## [Excerpted records]

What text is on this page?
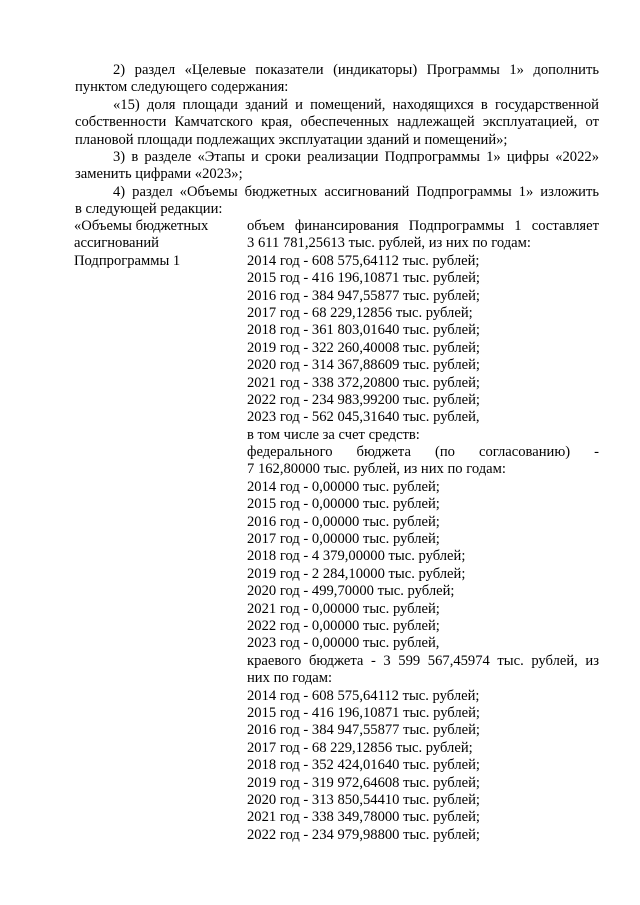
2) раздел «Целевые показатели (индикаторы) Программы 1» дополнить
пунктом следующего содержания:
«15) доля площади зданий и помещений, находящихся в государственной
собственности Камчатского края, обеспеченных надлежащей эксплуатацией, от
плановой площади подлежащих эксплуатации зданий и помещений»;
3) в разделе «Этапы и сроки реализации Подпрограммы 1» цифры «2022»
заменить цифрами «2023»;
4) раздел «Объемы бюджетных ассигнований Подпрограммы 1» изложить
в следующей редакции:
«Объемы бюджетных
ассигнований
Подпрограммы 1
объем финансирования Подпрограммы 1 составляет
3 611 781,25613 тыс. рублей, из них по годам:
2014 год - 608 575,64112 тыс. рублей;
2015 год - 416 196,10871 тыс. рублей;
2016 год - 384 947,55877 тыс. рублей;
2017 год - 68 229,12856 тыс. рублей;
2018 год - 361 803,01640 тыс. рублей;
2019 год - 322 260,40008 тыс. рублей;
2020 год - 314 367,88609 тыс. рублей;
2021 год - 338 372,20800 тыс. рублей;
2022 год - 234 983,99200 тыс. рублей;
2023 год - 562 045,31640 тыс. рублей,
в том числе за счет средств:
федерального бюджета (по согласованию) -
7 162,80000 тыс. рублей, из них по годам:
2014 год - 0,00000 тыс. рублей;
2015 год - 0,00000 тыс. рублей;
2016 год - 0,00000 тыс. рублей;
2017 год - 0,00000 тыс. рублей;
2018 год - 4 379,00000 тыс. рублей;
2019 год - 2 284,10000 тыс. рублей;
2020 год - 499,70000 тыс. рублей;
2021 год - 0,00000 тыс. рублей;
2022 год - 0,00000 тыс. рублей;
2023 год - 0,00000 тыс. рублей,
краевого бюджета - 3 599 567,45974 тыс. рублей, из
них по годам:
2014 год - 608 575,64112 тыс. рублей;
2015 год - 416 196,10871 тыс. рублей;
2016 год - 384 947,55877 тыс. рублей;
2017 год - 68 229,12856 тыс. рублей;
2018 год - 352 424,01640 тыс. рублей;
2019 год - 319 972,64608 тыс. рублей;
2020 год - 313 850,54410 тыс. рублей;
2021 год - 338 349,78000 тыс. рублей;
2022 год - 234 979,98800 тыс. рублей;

## [Task to carry out]
Exclude the pictures and transcribe all of the entries exactly.

## [Written reply]
What text is on this page?
2) раздел «Целевые показатели (индикаторы) Программы 1» дополнить
пунктом следующего содержания:
«15) доля площади зданий и помещений, находящихся в государственной
собственности Камчатского края, обеспеченных надлежащей эксплуатацией, от
плановой площади подлежащих эксплуатации зданий и помещений»;
3) в разделе «Этапы и сроки реализации Подпрограммы 1» цифры «2022»
заменить цифрами «2023»;
4) раздел «Объемы бюджетных ассигнований Подпрограммы 1» изложить
в следующей редакции:
«Объемы бюджетных
ассигнований
Подпрограммы 1
объем финансирования Подпрограммы 1 составляет
3 611 781,25613 тыс. рублей, из них по годам:
2014 год - 608 575,64112 тыс. рублей;
2015 год - 416 196,10871 тыс. рублей;
2016 год - 384 947,55877 тыс. рублей;
2017 год - 68 229,12856 тыс. рублей;
2018 год - 361 803,01640 тыс. рублей;
2019 год - 322 260,40008 тыс. рублей;
2020 год - 314 367,88609 тыс. рублей;
2021 год - 338 372,20800 тыс. рублей;
2022 год - 234 983,99200 тыс. рублей;
2023 год - 562 045,31640 тыс. рублей,
в том числе за счет средств:
федерального бюджета (по согласованию) -
7 162,80000 тыс. рублей, из них по годам:
2014 год - 0,00000 тыс. рублей;
2015 год - 0,00000 тыс. рублей;
2016 год - 0,00000 тыс. рублей;
2017 год - 0,00000 тыс. рублей;
2018 год - 4 379,00000 тыс. рублей;
2019 год - 2 284,10000 тыс. рублей;
2020 год - 499,70000 тыс. рублей;
2021 год - 0,00000 тыс. рублей;
2022 год - 0,00000 тыс. рублей;
2023 год - 0,00000 тыс. рублей,
краевого бюджета - 3 599 567,45974 тыс. рублей, из
них по годам:
2014 год - 608 575,64112 тыс. рублей;
2015 год - 416 196,10871 тыс. рублей;
2016 год - 384 947,55877 тыс. рублей;
2017 год - 68 229,12856 тыс. рублей;
2018 год - 352 424,01640 тыс. рублей;
2019 год - 319 972,64608 тыс. рублей;
2020 год - 313 850,54410 тыс. рублей;
2021 год - 338 349,78000 тыс. рублей;
2022 год - 234 979,98800 тыс. рублей;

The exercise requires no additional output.